=== What you are asked to do ===
Among the entries below, find the lines with "bypass" and copy them.

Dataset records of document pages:
====

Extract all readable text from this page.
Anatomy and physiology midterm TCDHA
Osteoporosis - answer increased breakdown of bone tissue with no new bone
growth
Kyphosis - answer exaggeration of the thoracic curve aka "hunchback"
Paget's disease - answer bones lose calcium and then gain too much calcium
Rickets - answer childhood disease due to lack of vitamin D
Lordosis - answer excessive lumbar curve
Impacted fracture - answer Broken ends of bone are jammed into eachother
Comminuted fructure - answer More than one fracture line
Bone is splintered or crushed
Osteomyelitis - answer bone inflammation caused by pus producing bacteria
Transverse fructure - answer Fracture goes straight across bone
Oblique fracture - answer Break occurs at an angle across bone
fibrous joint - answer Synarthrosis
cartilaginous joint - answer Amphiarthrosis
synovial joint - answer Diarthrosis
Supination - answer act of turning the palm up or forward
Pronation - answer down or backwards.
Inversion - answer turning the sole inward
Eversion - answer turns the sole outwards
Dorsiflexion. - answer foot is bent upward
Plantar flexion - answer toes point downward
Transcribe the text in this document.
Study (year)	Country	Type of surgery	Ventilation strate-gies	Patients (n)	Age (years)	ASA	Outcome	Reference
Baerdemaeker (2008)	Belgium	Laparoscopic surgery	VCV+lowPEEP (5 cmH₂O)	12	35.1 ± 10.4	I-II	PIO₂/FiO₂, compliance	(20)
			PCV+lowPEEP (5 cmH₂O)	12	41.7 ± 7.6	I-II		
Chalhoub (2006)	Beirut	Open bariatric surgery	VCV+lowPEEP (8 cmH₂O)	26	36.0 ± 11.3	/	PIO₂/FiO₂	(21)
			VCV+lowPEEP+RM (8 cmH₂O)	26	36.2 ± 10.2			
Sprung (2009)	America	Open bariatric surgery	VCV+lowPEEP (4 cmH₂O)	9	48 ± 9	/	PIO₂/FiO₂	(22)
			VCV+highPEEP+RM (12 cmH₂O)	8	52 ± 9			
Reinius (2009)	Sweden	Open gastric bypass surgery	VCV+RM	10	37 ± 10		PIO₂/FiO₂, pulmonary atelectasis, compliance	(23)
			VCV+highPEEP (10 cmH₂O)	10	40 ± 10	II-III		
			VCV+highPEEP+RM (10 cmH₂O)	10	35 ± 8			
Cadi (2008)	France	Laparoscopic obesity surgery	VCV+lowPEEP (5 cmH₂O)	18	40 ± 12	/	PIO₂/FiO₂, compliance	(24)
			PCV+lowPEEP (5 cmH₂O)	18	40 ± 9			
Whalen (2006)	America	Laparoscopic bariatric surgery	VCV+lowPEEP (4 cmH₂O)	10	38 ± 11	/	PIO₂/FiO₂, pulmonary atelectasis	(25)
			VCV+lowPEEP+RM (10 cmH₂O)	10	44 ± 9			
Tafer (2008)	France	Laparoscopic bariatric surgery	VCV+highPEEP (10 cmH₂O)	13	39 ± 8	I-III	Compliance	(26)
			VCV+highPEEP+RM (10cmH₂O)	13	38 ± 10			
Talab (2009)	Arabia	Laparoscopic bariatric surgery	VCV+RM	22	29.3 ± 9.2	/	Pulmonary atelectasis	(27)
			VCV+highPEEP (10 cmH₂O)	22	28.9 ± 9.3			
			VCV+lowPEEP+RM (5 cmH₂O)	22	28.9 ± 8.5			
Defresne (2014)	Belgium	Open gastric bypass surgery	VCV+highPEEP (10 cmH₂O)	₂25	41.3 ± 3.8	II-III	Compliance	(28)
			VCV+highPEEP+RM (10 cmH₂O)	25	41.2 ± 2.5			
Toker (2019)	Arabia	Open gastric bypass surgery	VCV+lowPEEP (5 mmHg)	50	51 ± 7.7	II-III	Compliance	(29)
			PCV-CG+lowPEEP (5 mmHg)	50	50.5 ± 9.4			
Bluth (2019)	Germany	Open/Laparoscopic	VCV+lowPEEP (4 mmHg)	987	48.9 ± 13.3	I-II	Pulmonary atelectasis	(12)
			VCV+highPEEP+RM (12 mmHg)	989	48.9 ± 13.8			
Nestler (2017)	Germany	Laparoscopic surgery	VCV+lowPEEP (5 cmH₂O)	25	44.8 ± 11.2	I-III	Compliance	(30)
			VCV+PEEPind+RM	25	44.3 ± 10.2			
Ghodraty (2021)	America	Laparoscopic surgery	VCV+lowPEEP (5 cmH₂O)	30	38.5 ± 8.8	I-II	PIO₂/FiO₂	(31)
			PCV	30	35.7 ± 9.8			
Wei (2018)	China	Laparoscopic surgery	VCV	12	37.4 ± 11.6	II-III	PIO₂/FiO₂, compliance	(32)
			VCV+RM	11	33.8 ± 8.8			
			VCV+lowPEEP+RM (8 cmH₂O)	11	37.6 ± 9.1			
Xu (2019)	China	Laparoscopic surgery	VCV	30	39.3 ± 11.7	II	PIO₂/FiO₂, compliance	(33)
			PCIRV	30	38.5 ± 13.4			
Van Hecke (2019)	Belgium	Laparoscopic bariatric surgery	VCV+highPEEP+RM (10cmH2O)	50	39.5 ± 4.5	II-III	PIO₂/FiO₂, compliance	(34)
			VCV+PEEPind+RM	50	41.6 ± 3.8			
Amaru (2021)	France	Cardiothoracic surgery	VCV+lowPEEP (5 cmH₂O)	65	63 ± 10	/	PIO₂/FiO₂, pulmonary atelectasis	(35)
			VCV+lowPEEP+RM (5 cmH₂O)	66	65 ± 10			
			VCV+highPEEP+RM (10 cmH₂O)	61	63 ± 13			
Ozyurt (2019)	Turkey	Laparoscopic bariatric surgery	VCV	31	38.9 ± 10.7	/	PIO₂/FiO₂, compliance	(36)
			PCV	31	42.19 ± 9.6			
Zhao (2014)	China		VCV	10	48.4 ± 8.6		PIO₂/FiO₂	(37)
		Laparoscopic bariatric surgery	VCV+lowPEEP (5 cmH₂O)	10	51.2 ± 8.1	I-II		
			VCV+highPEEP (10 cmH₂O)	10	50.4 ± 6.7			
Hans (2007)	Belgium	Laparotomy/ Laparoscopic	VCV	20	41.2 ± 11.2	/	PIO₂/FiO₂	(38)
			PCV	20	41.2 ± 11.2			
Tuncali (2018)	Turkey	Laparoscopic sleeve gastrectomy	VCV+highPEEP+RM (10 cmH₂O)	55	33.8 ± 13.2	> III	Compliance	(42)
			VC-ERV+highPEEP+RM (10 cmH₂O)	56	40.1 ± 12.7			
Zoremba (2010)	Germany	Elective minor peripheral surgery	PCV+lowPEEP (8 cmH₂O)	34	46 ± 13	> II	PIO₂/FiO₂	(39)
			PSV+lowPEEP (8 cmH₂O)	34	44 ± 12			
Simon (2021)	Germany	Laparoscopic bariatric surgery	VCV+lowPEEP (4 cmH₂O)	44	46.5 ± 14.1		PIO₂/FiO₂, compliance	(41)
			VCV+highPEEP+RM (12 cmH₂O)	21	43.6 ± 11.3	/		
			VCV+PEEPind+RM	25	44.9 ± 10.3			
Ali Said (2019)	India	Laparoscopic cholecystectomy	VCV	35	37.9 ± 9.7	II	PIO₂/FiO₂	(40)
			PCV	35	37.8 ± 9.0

====

=== Completed exercise ===
Reinius (2009)	Sweden	Open gastric bypass surgery	VCV+RM	10	37 ± 10		PIO₂/FiO₂, pulmonary atelectasis, compliance	(23)
Defresne (2014)	Belgium	Open gastric bypass surgery	VCV+highPEEP (10 cmH₂O)	₂25	41.3 ± 3.8	II-III	Compliance	(28)
Toker (2019)	Arabia	Open gastric bypass surgery	VCV+lowPEEP (5 mmHg)	50	51 ± 7.7	II-III	Compliance	(29)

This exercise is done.